REQUIREMENT: Drop every picture and give the entries back exactly.

[Records about charts and figures]
§ §

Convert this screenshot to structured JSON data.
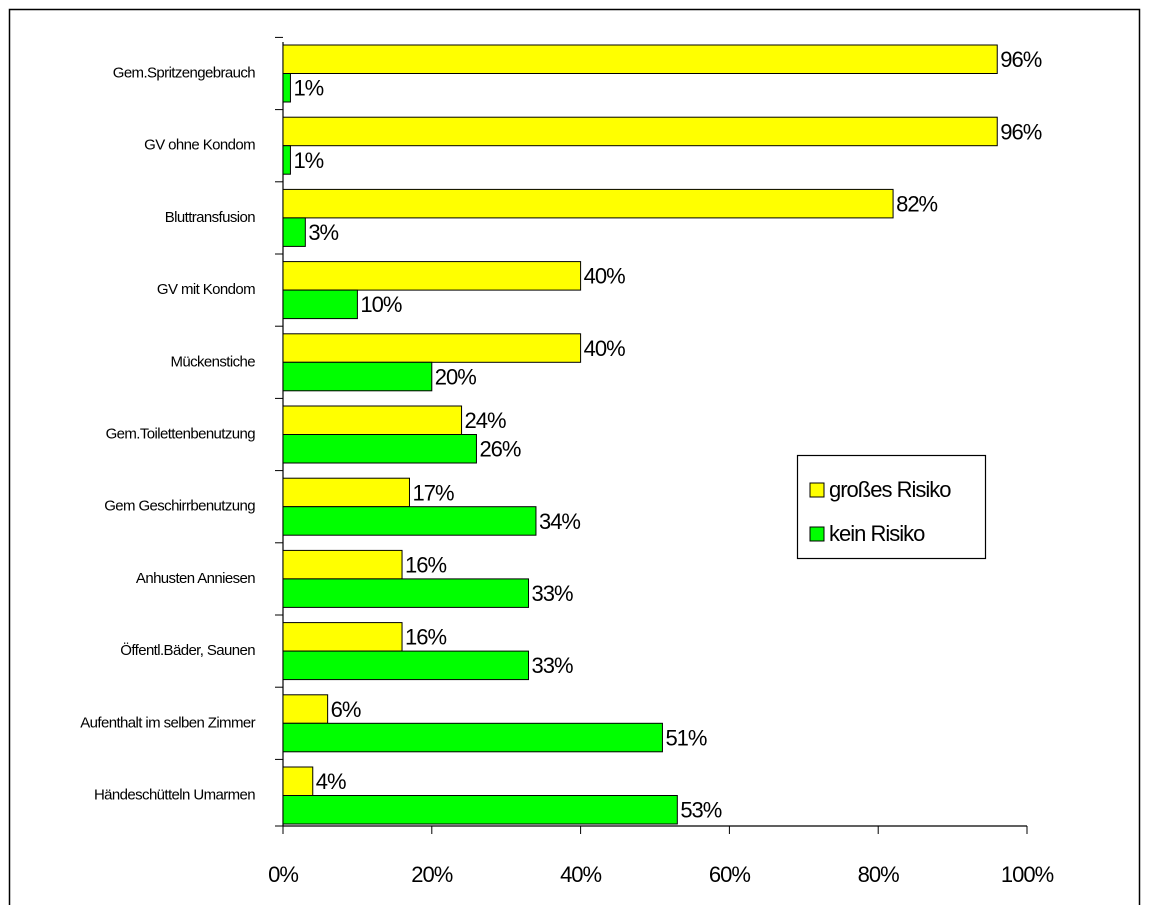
{
  "chart_data": {
    "type": "barh",
    "categories": [
      "Gem.Spritzengebrauch",
      "GV ohne Kondom",
      "Bluttransfusion",
      "GV mit Kondom",
      "Mückenstiche",
      "Gem.Toilettenbenutzung",
      "Gem Geschirrbenutzung",
      "Anhusten Anniesen",
      "Öffentl.Bäder, Saunen",
      "Aufenthalt im selben Zimmer",
      "Händeschütteln Umarmen"
    ],
    "series": [
      {
        "name": "großes Risiko",
        "color": "#ffff00",
        "values": [
          96,
          96,
          82,
          40,
          40,
          24,
          17,
          16,
          16,
          6,
          4
        ],
        "value_labels": [
          "96%",
          "96%",
          "82%",
          "40%",
          "40%",
          "24%",
          "17%",
          "16%",
          "16%",
          "6%",
          "4%"
        ]
      },
      {
        "name": "kein Risiko",
        "color": "#00ff00",
        "values": [
          1,
          1,
          3,
          10,
          20,
          26,
          34,
          33,
          33,
          51,
          53
        ],
        "value_labels": [
          "1%",
          "1%",
          "3%",
          "10%",
          "20%",
          "26%",
          "34%",
          "33%",
          "33%",
          "51%",
          "53%"
        ]
      }
    ],
    "xlim": [
      0,
      100
    ],
    "xticks": [
      {
        "value": 0,
        "label": "0%"
      },
      {
        "value": 20,
        "label": "20%"
      },
      {
        "value": 40,
        "label": "40%"
      },
      {
        "value": 60,
        "label": "60%"
      },
      {
        "value": 80,
        "label": "80%"
      },
      {
        "value": 100,
        "label": "100%"
      }
    ],
    "legend": "right"
  }
}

§ §

RESULT BELOW:
Convert this screenshot to structured JSON data.
{
  "chart_data": {
    "type": "barh",
    "categories": [
      "Gem.Spritzengebrauch",
      "GV ohne Kondom",
      "Bluttransfusion",
      "GV mit Kondom",
      "Mückenstiche",
      "Gem.Toilettenbenutzung",
      "Gem Geschirrbenutzung",
      "Anhusten Anniesen",
      "Öffentl.Bäder, Saunen",
      "Aufenthalt im selben Zimmer",
      "Händeschütteln Umarmen"
    ],
    "series": [
      {
        "name": "großes Risiko",
        "color": "#ffff00",
        "values": [
          96,
          96,
          82,
          40,
          40,
          24,
          17,
          16,
          16,
          6,
          4
        ],
        "value_labels": [
          "96%",
          "96%",
          "82%",
          "40%",
          "40%",
          "24%",
          "17%",
          "16%",
          "16%",
          "6%",
          "4%"
        ]
      },
      {
        "name": "kein Risiko",
        "color": "#00ff00",
        "values": [
          1,
          1,
          3,
          10,
          20,
          26,
          34,
          33,
          33,
          51,
          53
        ],
        "value_labels": [
          "1%",
          "1%",
          "3%",
          "10%",
          "20%",
          "26%",
          "34%",
          "33%",
          "33%",
          "51%",
          "53%"
        ]
      }
    ],
    "xlim": [
      0,
      100
    ],
    "xticks": [
      {
        "value": 0,
        "label": "0%"
      },
      {
        "value": 20,
        "label": "20%"
      },
      {
        "value": 40,
        "label": "40%"
      },
      {
        "value": 60,
        "label": "60%"
      },
      {
        "value": 80,
        "label": "80%"
      },
      {
        "value": 100,
        "label": "100%"
      }
    ],
    "legend": "right"
  }
}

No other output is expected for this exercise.